# RECORDED INFORMATION
=======
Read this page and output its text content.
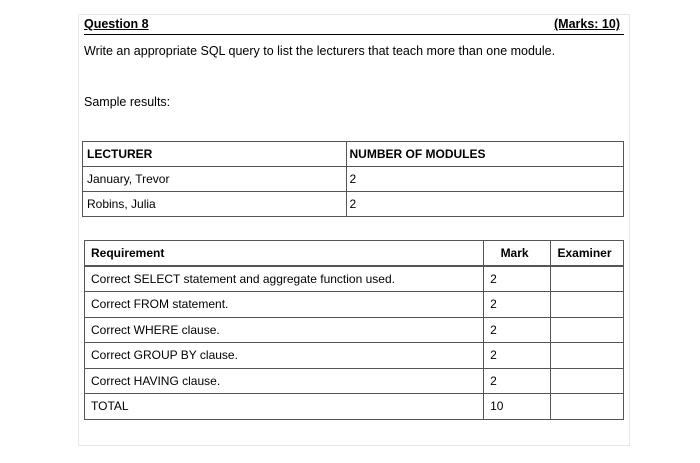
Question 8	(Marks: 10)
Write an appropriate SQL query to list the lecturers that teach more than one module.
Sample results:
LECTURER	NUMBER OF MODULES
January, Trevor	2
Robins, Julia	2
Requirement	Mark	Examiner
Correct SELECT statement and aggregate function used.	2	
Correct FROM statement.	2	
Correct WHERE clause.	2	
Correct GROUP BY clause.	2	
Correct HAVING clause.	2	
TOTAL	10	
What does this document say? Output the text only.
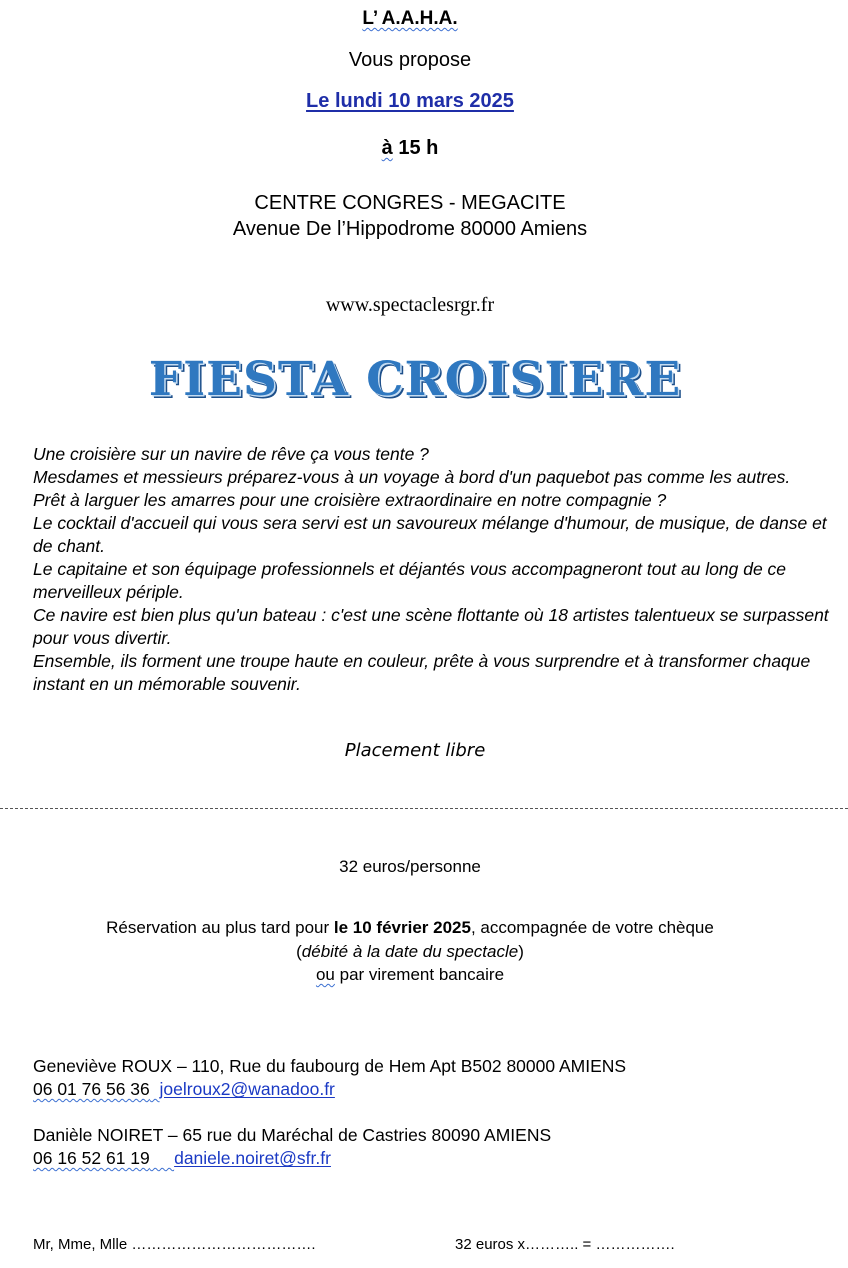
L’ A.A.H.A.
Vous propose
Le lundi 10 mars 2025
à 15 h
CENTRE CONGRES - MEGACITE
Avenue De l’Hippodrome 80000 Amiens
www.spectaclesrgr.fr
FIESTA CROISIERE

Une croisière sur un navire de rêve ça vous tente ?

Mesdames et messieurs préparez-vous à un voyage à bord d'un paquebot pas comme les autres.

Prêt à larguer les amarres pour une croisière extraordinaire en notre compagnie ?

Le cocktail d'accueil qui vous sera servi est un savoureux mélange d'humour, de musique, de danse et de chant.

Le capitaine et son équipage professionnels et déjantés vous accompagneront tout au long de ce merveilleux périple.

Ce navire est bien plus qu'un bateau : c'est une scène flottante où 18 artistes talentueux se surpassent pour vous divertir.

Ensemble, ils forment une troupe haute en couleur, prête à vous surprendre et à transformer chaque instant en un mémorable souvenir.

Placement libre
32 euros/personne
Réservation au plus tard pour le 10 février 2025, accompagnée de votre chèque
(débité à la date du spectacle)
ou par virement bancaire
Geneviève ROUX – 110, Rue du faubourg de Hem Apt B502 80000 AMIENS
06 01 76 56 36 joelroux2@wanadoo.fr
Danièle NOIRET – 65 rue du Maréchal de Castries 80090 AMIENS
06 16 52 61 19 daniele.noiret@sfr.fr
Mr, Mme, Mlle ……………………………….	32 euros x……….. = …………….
=======
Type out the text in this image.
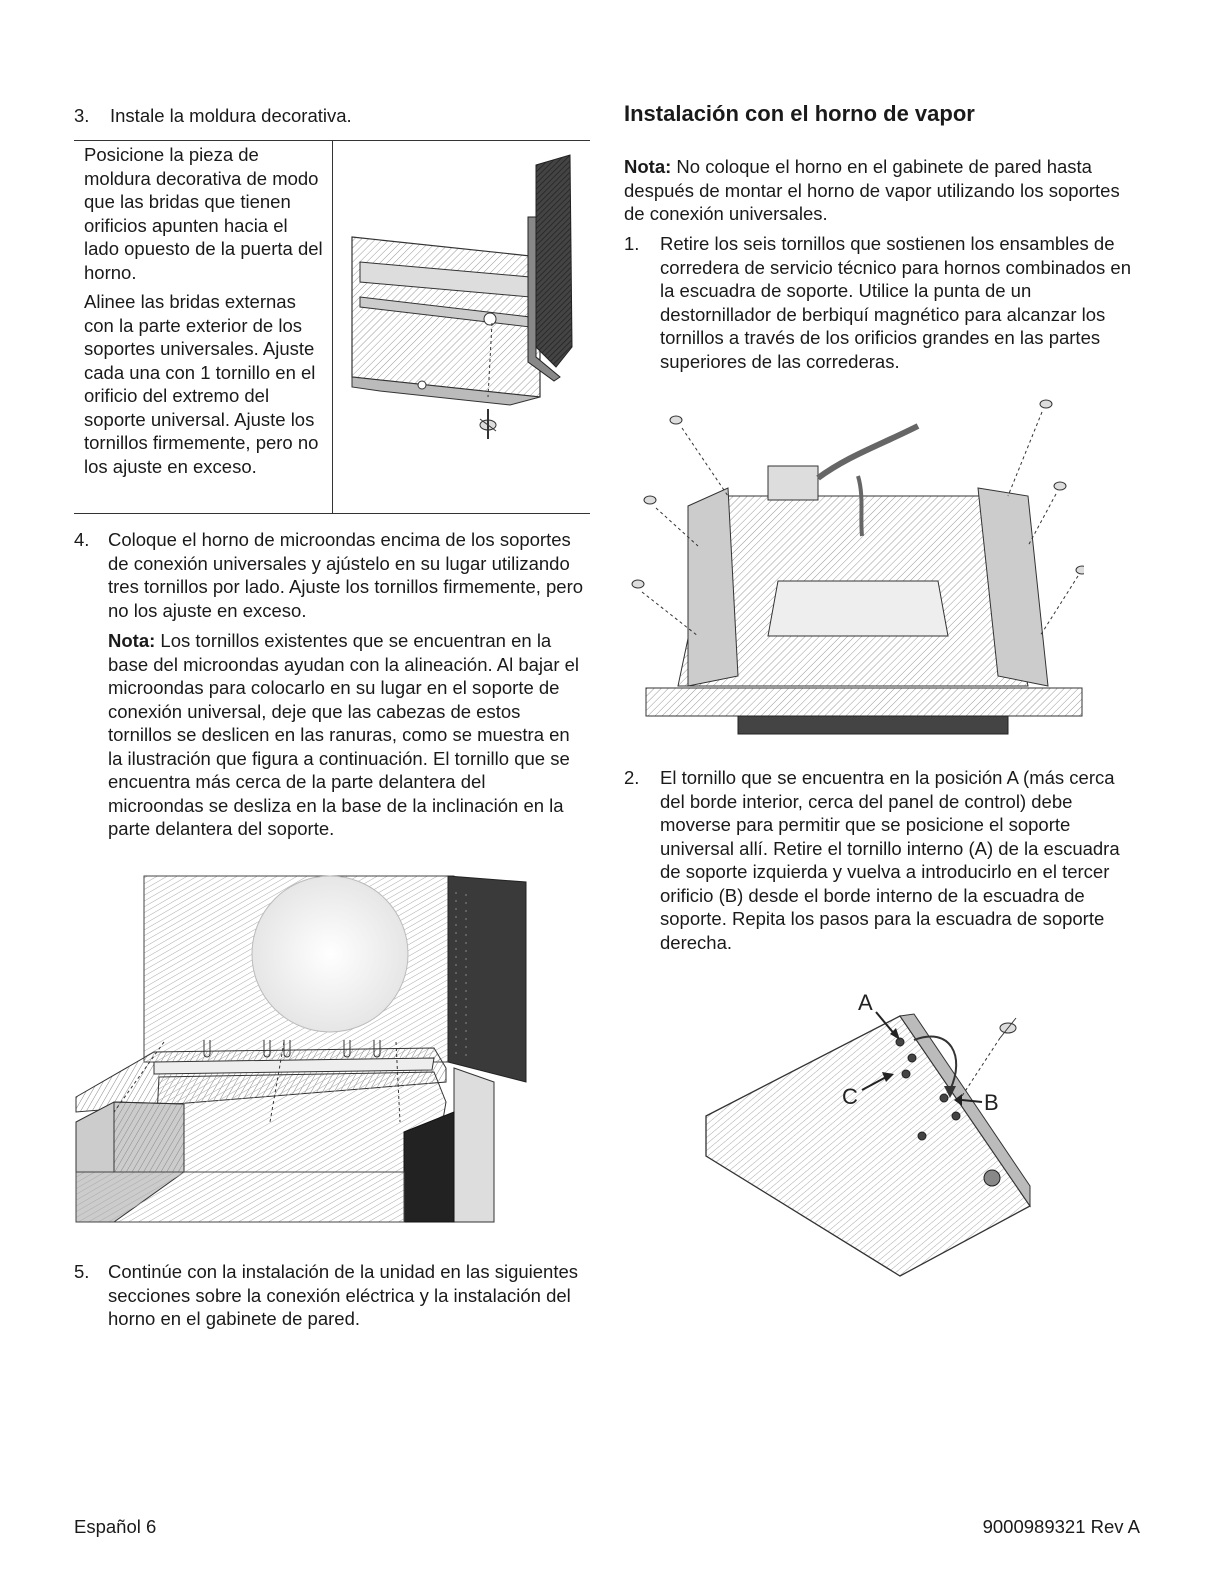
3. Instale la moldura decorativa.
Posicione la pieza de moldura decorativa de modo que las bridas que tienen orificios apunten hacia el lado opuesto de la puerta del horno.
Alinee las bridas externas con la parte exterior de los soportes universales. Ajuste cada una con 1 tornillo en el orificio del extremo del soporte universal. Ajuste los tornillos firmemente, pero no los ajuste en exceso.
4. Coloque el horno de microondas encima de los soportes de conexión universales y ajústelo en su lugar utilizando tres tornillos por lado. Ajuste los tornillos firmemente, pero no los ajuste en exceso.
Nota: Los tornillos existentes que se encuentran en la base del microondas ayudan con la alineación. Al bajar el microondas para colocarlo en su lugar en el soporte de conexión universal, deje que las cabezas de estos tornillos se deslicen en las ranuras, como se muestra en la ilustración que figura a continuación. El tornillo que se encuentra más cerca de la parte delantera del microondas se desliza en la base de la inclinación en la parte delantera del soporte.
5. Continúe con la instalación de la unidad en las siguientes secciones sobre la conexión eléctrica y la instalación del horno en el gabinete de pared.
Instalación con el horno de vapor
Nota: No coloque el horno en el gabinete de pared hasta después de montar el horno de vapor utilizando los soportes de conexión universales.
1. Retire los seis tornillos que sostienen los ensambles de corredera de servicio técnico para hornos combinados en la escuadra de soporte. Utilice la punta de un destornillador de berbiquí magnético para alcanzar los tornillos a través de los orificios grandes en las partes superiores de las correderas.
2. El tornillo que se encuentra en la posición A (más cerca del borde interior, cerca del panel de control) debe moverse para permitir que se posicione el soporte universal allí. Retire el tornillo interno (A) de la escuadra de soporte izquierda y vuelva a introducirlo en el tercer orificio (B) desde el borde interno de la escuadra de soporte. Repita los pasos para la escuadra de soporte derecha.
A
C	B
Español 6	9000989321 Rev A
=======
# TASK TO COMPLETE
Using the entries above, return each line in which the word "croisière" occurs.

# RESPONSE FOR THIS EXERCISE
Une croisière sur un navire de rêve ça vous tente ?
Prêt à larguer les amarres pour une croisière extraordinaire en notre compagnie ?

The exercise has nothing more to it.